__GIVEN PROBLEM__. Gather every line in the records below that contains the word "administ".

++++++++++++++++++++

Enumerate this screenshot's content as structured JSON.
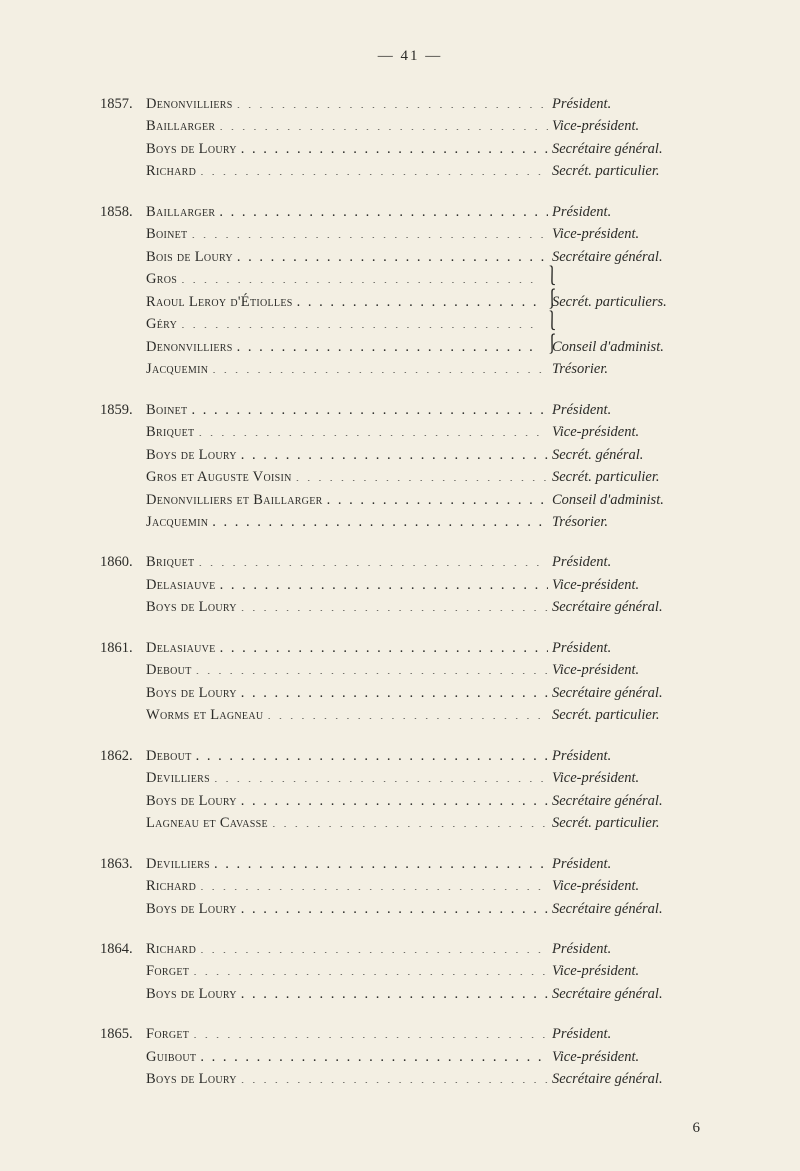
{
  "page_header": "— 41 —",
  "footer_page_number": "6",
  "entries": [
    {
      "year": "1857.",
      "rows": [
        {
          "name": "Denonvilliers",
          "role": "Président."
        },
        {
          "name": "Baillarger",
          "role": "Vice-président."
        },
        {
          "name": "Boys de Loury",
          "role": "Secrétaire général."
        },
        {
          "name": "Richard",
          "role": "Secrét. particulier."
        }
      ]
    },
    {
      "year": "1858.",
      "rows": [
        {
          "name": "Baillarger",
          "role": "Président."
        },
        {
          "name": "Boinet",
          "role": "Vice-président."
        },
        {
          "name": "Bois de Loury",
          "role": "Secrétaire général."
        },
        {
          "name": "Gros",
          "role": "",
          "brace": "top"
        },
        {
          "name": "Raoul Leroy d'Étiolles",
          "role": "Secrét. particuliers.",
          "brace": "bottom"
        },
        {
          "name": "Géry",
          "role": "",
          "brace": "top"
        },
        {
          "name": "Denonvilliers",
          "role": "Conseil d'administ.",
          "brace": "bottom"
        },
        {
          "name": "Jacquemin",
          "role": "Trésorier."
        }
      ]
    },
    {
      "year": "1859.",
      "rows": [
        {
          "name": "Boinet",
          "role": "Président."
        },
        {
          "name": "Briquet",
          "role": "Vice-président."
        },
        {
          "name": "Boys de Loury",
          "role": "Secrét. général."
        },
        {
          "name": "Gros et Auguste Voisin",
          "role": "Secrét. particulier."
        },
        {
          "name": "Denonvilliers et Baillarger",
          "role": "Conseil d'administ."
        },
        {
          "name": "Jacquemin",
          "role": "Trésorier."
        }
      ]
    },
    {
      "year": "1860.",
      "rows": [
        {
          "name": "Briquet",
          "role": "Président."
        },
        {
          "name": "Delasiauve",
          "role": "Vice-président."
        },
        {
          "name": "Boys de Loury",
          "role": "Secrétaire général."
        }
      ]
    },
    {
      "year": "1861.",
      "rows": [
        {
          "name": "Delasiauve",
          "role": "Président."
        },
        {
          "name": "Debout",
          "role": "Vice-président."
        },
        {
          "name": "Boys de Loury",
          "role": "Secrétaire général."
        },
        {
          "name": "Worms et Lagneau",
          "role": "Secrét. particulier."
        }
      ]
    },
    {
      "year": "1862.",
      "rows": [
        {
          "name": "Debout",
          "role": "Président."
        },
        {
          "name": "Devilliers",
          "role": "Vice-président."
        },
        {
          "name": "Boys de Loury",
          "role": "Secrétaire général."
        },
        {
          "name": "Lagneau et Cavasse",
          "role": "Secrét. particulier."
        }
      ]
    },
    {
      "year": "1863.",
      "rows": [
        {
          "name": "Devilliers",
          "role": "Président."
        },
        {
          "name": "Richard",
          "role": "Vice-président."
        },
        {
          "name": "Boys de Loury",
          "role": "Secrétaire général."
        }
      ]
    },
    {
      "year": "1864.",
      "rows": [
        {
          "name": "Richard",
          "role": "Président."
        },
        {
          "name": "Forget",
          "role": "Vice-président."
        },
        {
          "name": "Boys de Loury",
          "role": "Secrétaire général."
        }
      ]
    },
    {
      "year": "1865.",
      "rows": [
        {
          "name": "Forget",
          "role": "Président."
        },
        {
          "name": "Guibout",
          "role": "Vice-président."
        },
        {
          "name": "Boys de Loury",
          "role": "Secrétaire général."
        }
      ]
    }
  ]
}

++++++++++++++++++++

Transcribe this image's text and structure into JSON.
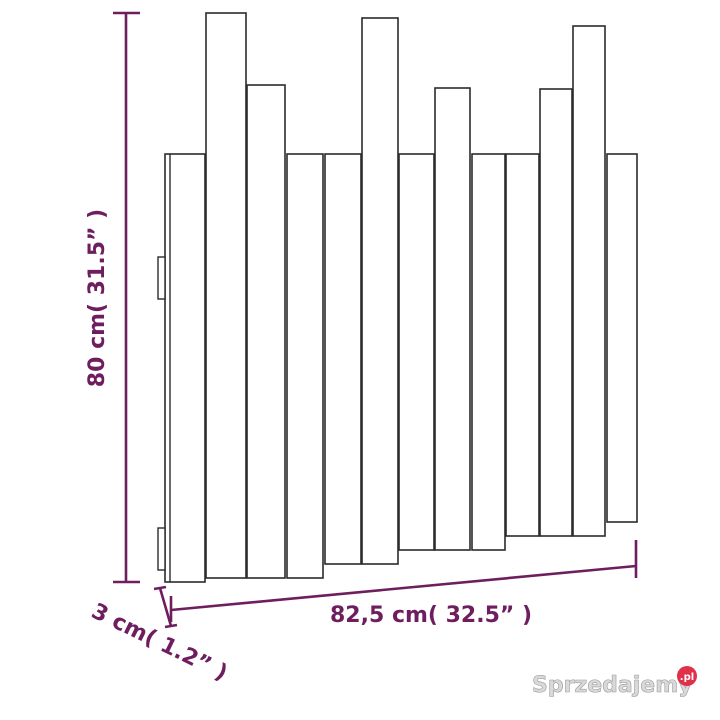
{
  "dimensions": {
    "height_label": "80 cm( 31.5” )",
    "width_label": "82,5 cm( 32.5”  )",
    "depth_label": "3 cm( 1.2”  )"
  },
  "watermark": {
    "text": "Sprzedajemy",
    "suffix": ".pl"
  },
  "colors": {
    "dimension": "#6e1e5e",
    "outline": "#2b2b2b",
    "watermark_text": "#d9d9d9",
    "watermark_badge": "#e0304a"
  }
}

++++++++++++++++++++

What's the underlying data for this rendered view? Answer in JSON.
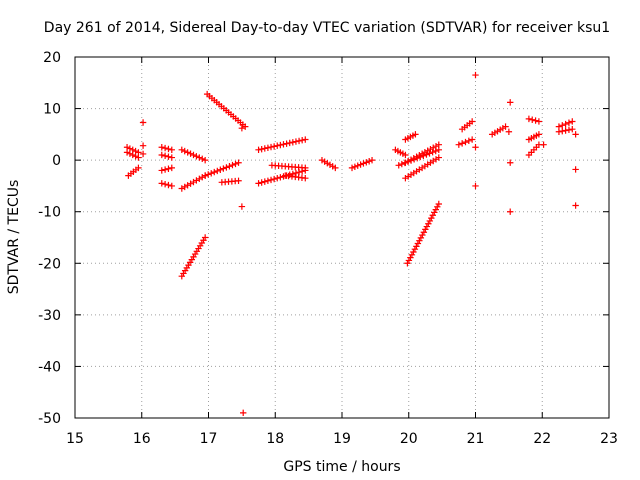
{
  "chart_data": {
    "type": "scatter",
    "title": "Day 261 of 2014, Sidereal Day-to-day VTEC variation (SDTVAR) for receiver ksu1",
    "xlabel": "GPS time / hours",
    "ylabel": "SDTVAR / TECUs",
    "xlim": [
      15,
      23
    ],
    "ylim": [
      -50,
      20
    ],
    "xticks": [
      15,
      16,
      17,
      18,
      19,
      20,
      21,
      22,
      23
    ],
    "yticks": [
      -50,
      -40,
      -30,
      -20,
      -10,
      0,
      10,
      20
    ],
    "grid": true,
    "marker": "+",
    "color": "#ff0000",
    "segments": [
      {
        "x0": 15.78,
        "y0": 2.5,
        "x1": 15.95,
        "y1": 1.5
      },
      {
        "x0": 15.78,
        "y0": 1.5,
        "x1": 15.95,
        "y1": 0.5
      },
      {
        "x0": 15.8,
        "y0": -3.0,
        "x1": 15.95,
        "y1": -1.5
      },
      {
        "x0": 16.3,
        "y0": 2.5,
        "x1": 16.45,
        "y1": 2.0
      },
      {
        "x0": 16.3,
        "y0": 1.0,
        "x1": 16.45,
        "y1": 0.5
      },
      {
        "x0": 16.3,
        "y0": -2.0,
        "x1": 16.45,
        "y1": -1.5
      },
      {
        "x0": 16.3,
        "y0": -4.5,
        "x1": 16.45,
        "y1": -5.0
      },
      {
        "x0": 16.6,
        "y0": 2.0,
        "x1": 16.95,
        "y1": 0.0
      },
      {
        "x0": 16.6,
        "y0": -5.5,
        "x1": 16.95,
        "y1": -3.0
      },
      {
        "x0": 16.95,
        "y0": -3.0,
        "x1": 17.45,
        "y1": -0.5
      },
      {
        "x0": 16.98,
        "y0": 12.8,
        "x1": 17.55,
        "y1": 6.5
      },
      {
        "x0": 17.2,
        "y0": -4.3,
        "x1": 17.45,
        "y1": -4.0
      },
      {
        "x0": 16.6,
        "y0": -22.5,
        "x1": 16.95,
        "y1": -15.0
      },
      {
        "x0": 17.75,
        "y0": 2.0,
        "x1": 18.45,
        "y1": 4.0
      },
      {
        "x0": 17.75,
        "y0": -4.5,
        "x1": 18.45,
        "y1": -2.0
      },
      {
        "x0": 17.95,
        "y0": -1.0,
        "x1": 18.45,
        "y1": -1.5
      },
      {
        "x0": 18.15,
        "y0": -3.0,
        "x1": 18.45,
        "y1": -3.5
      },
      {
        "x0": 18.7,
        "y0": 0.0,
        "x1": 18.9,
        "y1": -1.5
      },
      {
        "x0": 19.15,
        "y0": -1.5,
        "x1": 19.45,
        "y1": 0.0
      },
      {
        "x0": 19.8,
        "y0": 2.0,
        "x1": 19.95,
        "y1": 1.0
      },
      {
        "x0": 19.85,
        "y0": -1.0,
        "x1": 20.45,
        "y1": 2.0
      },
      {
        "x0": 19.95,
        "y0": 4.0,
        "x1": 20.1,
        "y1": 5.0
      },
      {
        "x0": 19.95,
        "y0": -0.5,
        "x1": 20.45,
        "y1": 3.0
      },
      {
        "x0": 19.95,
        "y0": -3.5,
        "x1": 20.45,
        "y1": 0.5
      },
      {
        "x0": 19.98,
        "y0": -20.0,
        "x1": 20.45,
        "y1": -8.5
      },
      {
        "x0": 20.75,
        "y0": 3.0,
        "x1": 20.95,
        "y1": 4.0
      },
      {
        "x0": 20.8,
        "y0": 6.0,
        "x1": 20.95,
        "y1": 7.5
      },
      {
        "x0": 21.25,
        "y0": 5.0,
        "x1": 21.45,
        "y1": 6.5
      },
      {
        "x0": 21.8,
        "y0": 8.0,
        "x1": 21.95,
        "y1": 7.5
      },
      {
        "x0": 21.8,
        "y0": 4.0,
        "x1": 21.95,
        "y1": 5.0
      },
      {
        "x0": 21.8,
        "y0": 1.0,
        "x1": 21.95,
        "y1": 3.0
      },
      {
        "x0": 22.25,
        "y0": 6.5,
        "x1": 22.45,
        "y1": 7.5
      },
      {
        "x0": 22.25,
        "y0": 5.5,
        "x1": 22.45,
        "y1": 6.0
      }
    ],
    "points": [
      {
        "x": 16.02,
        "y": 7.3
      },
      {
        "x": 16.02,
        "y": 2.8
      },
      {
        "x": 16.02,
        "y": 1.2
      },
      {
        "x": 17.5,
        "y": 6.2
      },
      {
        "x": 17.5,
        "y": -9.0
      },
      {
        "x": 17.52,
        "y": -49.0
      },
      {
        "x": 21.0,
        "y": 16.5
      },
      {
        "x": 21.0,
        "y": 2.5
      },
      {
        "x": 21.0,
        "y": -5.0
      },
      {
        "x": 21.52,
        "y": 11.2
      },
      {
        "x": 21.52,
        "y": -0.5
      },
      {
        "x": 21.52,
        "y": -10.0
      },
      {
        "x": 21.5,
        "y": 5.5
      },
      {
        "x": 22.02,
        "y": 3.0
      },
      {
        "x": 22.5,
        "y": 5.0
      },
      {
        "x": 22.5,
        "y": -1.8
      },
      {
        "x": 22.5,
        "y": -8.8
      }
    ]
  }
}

++++++++++++++++++++

__OUTPUT OF THE TASK__.
          "role": "Conseil d'administ.",
          "role": "Conseil d'administ."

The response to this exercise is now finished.